* 課題 1
大村しげについての文章で、かぎかっこ「」で囲まれている語句をすべて挙げてください。

* 文書抜粋
━━━━━━━━━━━━━━━━━━━━

大村しげ のことを書いた本を読んだので紹介します。
こういう本を読むと、改めて
大村しげという人の個性が知らされます。

木村衣有子(ゆうこ):ものを食う本、ちくま文庫
 京都に住んでいた頃、街なかの路地にある町家があった。
ぴりっとする雰囲気が漂っていたその前を、用もないのに通りがかっていたものだった。
 ぴりっとする、といっても、もちろん静電気みたいな嫌な感触ではなくて、薬味みたいな、ぴりっである。
 大村しげさんの家やで、とは、同じ学校の誰かに知らされたのだったであろうか。
大村しげは、一九一八年に生まれた。祇園の仕出し屋のひとりっことして育った。
三十歳を過ぎてから随筆を発表しはじめ「おばんざい」という言葉にあらためて光を当てた人だったという。

「京暮し」は一九八〇年代に書かれたエッセイ集で、季節をなぞる生活の知恵が詰め込まれた本だ。
 すべて、文章は口語体だ。京都の言葉で書かれている。
たとえば「千鳥漬」という干し大根の漬け物の出来上がりについて、こう書かれている。

━━━━━━━━━━━━━━━━━━━━

* 記録一覧
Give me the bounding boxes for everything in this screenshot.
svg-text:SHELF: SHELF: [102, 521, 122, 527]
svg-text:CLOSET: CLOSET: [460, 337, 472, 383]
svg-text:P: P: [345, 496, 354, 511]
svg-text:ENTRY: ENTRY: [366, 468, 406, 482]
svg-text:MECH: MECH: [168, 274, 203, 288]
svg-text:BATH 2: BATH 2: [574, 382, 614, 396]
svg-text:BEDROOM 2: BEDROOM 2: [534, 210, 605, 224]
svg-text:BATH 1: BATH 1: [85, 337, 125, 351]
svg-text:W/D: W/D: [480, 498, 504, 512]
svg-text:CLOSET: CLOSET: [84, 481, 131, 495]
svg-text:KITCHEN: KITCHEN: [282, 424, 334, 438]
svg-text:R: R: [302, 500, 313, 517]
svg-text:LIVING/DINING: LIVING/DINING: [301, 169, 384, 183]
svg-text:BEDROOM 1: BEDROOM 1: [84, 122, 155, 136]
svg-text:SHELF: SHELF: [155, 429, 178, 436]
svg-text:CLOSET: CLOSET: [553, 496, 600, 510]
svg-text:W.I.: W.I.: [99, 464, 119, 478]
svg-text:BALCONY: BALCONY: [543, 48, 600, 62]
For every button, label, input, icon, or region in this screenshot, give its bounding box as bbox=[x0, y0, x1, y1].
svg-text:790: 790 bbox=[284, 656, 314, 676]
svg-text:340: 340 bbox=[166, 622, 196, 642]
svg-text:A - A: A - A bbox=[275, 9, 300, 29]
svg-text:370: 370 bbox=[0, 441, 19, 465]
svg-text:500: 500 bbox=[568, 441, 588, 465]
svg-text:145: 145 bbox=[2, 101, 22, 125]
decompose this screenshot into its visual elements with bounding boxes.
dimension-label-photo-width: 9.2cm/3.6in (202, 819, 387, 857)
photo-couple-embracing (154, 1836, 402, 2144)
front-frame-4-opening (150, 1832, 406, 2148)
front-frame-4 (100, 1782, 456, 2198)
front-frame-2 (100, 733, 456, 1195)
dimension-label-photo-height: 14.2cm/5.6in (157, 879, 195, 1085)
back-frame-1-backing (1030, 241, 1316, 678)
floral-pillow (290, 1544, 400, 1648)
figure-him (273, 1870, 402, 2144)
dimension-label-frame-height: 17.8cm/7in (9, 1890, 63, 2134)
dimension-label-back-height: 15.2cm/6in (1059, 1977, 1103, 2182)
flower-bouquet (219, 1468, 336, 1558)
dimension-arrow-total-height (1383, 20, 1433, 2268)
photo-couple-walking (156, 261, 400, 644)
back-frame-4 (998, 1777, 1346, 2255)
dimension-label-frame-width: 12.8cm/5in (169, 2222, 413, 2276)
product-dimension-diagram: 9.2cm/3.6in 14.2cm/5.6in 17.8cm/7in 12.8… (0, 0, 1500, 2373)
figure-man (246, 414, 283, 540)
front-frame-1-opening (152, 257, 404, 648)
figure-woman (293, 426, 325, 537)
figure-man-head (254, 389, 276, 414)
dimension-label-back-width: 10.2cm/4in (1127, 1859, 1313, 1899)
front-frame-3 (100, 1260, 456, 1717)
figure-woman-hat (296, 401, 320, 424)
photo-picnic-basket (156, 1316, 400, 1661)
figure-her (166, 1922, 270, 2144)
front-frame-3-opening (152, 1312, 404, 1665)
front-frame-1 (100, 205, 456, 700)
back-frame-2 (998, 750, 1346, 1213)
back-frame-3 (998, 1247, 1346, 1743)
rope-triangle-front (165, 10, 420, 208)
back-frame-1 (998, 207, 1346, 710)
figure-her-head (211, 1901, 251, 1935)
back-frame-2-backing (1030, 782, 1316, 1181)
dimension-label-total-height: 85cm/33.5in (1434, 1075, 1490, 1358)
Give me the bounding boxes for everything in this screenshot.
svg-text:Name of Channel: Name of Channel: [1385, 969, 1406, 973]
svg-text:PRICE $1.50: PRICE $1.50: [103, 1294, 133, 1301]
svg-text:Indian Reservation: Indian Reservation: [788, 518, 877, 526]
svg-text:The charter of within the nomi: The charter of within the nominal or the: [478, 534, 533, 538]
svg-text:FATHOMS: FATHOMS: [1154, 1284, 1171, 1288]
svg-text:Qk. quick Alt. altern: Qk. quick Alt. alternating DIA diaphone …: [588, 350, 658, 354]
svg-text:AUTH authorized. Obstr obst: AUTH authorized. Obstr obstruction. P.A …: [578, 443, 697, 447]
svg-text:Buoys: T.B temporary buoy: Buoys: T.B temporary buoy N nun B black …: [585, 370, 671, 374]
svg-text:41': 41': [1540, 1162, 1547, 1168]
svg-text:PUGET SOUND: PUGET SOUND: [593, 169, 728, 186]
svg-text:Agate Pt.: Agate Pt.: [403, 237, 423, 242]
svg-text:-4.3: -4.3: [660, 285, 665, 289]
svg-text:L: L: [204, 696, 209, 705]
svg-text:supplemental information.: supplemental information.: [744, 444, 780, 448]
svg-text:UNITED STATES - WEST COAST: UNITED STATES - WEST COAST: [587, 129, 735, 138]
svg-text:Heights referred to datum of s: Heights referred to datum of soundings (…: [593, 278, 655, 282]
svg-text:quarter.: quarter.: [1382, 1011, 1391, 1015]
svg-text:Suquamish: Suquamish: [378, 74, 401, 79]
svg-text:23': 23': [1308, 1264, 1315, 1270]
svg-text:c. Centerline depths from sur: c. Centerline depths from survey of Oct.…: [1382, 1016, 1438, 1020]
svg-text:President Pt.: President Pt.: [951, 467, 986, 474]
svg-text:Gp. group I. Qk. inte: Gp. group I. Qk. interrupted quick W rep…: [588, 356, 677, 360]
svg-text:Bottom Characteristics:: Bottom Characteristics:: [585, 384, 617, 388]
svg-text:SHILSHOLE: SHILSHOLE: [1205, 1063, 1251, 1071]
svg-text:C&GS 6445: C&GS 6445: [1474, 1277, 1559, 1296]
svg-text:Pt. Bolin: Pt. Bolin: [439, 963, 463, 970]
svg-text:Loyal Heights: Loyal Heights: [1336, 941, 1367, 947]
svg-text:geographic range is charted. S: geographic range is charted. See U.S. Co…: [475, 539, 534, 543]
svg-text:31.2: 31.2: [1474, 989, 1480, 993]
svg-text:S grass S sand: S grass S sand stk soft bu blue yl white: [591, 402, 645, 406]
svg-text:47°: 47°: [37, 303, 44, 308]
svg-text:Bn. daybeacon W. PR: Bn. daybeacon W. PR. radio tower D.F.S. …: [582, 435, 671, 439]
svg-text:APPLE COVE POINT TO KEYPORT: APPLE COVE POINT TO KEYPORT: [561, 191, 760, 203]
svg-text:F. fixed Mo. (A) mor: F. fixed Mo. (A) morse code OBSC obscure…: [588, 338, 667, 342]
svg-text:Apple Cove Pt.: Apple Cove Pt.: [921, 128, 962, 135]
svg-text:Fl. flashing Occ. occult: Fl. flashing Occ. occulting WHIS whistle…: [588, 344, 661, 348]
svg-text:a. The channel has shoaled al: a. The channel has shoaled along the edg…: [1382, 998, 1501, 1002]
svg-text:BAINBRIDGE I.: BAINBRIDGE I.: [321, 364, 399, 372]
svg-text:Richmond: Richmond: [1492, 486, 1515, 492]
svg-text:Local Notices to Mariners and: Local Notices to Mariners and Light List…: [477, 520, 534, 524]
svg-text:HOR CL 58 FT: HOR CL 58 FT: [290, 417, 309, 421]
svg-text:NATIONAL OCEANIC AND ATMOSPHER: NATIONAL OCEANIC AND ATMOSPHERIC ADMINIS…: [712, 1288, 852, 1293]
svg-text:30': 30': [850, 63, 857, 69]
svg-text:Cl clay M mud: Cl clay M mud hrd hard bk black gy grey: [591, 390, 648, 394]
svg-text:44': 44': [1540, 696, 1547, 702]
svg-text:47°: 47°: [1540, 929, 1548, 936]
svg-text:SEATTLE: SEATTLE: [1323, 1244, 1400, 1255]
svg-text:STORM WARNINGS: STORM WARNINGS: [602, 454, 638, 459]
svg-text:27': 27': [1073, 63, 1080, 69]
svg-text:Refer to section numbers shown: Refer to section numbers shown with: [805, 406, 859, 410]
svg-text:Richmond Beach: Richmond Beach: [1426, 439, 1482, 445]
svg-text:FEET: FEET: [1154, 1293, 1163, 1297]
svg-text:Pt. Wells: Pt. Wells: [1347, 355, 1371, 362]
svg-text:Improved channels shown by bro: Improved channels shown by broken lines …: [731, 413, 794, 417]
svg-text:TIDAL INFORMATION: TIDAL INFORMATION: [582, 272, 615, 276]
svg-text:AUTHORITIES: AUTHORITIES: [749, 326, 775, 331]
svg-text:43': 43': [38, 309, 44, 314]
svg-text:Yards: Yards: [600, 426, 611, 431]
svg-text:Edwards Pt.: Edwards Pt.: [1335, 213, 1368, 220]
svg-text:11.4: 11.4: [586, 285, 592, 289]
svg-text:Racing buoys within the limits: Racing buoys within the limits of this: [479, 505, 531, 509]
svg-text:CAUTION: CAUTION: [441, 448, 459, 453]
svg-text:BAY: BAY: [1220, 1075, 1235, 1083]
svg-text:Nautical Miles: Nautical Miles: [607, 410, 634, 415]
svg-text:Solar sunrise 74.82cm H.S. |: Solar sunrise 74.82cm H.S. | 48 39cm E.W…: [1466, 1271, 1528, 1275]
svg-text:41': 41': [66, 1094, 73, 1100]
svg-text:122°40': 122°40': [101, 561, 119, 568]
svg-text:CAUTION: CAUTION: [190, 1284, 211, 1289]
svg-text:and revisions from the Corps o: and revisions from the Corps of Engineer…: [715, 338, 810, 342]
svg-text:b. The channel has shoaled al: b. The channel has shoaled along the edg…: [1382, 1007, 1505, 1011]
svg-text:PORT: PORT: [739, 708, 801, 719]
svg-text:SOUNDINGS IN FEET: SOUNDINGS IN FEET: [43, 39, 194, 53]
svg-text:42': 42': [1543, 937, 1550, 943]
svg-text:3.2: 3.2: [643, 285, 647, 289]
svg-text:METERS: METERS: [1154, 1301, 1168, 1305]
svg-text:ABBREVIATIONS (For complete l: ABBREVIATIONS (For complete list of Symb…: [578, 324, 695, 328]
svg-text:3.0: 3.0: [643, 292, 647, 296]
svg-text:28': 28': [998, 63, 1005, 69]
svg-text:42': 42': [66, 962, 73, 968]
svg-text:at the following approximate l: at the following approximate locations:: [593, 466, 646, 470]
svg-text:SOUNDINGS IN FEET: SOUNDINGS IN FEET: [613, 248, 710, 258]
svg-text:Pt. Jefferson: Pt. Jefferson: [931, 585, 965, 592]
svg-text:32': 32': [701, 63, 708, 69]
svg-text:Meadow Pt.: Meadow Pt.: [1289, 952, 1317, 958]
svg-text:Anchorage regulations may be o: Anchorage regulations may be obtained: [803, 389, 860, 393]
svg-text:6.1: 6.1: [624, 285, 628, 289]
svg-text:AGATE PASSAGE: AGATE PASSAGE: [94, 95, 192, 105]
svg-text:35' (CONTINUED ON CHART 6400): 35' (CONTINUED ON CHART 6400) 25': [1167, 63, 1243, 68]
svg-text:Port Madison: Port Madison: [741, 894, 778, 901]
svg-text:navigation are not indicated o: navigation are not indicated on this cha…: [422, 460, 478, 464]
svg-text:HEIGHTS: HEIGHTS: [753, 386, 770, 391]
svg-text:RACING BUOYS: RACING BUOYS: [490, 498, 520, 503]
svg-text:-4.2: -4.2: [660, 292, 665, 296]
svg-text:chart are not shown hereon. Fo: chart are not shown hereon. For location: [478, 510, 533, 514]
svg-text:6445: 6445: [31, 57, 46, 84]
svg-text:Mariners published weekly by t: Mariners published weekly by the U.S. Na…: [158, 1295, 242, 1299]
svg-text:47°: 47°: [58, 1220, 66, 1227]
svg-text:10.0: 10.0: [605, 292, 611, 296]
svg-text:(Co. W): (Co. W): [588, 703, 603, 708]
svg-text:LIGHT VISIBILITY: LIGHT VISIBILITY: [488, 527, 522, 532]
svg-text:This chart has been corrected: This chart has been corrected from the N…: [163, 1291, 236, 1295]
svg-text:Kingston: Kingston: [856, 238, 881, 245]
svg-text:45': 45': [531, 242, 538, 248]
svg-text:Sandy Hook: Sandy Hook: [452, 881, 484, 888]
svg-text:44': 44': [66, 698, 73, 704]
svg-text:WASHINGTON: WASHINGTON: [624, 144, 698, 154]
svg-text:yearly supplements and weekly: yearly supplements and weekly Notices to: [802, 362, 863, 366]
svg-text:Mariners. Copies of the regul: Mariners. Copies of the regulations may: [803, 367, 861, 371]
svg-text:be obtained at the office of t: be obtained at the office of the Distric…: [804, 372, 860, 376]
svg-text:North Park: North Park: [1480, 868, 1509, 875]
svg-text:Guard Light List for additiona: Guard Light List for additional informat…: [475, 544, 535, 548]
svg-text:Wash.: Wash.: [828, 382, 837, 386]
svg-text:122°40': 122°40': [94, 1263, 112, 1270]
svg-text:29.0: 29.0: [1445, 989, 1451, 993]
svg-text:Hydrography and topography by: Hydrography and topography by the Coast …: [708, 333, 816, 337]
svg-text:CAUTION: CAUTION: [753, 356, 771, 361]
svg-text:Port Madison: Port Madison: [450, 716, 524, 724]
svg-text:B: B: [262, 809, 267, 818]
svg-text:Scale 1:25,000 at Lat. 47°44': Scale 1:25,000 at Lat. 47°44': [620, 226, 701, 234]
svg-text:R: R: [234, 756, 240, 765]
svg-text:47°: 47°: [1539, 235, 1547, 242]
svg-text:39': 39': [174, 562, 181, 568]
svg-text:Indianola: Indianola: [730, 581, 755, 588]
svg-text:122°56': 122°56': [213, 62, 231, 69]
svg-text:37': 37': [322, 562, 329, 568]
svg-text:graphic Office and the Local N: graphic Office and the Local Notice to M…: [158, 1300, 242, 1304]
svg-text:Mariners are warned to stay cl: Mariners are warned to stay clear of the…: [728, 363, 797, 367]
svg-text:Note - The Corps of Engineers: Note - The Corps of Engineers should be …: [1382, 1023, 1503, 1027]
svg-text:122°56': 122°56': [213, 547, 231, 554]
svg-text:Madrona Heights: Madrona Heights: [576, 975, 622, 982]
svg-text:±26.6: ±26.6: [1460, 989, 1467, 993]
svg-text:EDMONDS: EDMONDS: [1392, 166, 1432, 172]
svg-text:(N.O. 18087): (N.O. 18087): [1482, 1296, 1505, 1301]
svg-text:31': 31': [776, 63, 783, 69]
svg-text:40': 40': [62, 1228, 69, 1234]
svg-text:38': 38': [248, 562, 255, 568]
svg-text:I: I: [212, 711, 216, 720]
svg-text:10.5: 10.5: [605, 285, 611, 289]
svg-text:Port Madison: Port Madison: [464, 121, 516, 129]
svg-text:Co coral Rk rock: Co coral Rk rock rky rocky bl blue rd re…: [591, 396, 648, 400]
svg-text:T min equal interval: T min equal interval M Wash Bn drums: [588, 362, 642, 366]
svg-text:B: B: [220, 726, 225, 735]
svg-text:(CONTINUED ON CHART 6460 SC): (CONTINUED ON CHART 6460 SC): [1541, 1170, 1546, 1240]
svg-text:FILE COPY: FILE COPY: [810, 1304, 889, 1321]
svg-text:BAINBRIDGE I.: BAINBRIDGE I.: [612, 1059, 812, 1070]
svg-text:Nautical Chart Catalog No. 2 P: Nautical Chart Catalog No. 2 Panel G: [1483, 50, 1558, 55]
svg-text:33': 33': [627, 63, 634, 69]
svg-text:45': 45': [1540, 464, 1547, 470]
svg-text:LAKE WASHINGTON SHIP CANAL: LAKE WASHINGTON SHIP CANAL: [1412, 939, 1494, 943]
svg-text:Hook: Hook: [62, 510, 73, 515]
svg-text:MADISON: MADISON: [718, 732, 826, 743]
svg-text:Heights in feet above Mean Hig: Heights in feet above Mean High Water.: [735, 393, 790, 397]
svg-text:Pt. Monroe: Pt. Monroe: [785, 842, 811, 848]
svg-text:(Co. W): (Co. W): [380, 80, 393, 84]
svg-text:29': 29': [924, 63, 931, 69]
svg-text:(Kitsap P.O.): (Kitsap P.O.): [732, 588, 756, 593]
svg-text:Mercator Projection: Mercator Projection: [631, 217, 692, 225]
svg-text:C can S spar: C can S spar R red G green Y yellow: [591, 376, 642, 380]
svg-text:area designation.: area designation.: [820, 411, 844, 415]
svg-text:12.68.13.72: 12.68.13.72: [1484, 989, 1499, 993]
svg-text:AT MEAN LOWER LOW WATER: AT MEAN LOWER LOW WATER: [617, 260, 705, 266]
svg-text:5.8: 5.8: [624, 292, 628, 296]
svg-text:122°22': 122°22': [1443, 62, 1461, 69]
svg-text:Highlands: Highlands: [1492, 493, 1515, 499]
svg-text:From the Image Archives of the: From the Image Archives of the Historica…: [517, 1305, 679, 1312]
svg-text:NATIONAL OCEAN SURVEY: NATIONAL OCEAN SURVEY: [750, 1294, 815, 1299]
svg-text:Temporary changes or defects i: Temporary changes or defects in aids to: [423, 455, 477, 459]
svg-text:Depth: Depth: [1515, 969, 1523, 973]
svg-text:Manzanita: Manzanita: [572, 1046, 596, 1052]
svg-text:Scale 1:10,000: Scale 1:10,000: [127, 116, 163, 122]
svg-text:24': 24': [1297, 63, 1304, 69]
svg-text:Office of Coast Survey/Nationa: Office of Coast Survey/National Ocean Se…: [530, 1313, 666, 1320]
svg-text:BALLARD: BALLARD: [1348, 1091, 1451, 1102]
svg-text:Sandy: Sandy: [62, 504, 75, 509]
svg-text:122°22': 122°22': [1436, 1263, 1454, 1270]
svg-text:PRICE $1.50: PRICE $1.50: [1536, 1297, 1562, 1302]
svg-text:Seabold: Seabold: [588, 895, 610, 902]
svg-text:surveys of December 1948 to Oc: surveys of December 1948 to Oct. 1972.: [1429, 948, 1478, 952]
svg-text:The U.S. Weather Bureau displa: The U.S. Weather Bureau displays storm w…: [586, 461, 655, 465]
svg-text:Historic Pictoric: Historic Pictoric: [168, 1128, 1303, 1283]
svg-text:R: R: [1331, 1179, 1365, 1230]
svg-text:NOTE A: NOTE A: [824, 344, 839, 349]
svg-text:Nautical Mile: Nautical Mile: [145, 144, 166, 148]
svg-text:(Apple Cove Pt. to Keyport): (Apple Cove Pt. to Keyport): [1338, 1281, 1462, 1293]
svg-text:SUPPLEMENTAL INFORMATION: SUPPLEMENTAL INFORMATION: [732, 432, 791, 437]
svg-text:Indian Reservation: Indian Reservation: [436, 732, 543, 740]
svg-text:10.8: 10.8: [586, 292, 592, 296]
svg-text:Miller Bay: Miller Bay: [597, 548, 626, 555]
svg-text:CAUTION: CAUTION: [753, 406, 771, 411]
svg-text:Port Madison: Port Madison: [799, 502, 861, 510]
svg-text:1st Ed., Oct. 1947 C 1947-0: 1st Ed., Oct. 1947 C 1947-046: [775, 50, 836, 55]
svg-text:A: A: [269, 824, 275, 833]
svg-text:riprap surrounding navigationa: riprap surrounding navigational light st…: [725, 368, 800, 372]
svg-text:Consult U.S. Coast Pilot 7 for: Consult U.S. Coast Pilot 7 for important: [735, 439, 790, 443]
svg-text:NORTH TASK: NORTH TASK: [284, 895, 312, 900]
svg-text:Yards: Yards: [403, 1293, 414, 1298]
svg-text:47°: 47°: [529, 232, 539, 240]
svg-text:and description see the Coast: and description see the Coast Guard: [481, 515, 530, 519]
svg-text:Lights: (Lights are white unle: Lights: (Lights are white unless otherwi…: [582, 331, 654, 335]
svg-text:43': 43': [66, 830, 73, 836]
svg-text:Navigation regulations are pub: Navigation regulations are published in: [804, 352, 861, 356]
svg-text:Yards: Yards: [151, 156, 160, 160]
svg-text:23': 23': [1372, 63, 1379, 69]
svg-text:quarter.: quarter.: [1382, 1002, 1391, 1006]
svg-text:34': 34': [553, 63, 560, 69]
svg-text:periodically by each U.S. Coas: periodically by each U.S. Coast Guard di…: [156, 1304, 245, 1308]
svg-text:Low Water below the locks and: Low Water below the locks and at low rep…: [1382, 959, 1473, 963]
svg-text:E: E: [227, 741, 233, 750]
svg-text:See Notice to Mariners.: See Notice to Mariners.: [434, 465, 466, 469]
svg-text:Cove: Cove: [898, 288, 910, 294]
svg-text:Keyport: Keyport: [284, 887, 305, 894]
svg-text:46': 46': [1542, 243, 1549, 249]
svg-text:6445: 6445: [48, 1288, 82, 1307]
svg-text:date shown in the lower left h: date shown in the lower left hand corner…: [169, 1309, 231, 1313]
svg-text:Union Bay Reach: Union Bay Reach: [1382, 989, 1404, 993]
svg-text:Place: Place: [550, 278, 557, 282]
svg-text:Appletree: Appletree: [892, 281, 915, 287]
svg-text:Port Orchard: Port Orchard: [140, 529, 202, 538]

━━━━━━━━━━━━━━━━━━━━

* 課題 2
記録の冒頭から「svg-text:145: 145 bbox=[2, 101, 22, 125]」を含む行まで、両端の行も含めて一字一句違えずに書き写してください。

* 解答例 1
「おばんざい」、「京暮し」、「千鳥漬」

* 解答例 2
Give me the bounding boxes for everything in this screenshot.
svg-text:SHELF: SHELF: [102, 521, 122, 527]
svg-text:CLOSET: CLOSET: [460, 337, 472, 383]
svg-text:P: P: [345, 496, 354, 511]
svg-text:ENTRY: ENTRY: [366, 468, 406, 482]
svg-text:MECH: MECH: [168, 274, 203, 288]
svg-text:BATH 2: BATH 2: [574, 382, 614, 396]
svg-text:BEDROOM 2: BEDROOM 2: [534, 210, 605, 224]
svg-text:BATH 1: BATH 1: [85, 337, 125, 351]
svg-text:W/D: W/D: [480, 498, 504, 512]
svg-text:CLOSET: CLOSET: [84, 481, 131, 495]
svg-text:KITCHEN: KITCHEN: [282, 424, 334, 438]
svg-text:R: R: [302, 500, 313, 517]
svg-text:LIVING/DINING: LIVING/DINING: [301, 169, 384, 183]
svg-text:BEDROOM 1: BEDROOM 1: [84, 122, 155, 136]
svg-text:SHELF: SHELF: [155, 429, 178, 436]
svg-text:CLOSET: CLOSET: [553, 496, 600, 510]
svg-text:W.I.: W.I.: [99, 464, 119, 478]
svg-text:BALCONY: BALCONY: [543, 48, 600, 62]
For every button, label, input, icon, or region in this screenshot, give its bounding box as bbox=[x0, y0, x1, y1].
svg-text:790: 790 bbox=[284, 656, 314, 676]
svg-text:340: 340 bbox=[166, 622, 196, 642]
svg-text:A - A: A - A bbox=[275, 9, 300, 29]
svg-text:370: 370 bbox=[0, 441, 19, 465]
svg-text:500: 500 bbox=[568, 441, 588, 465]
svg-text:145: 145 bbox=[2, 101, 22, 125]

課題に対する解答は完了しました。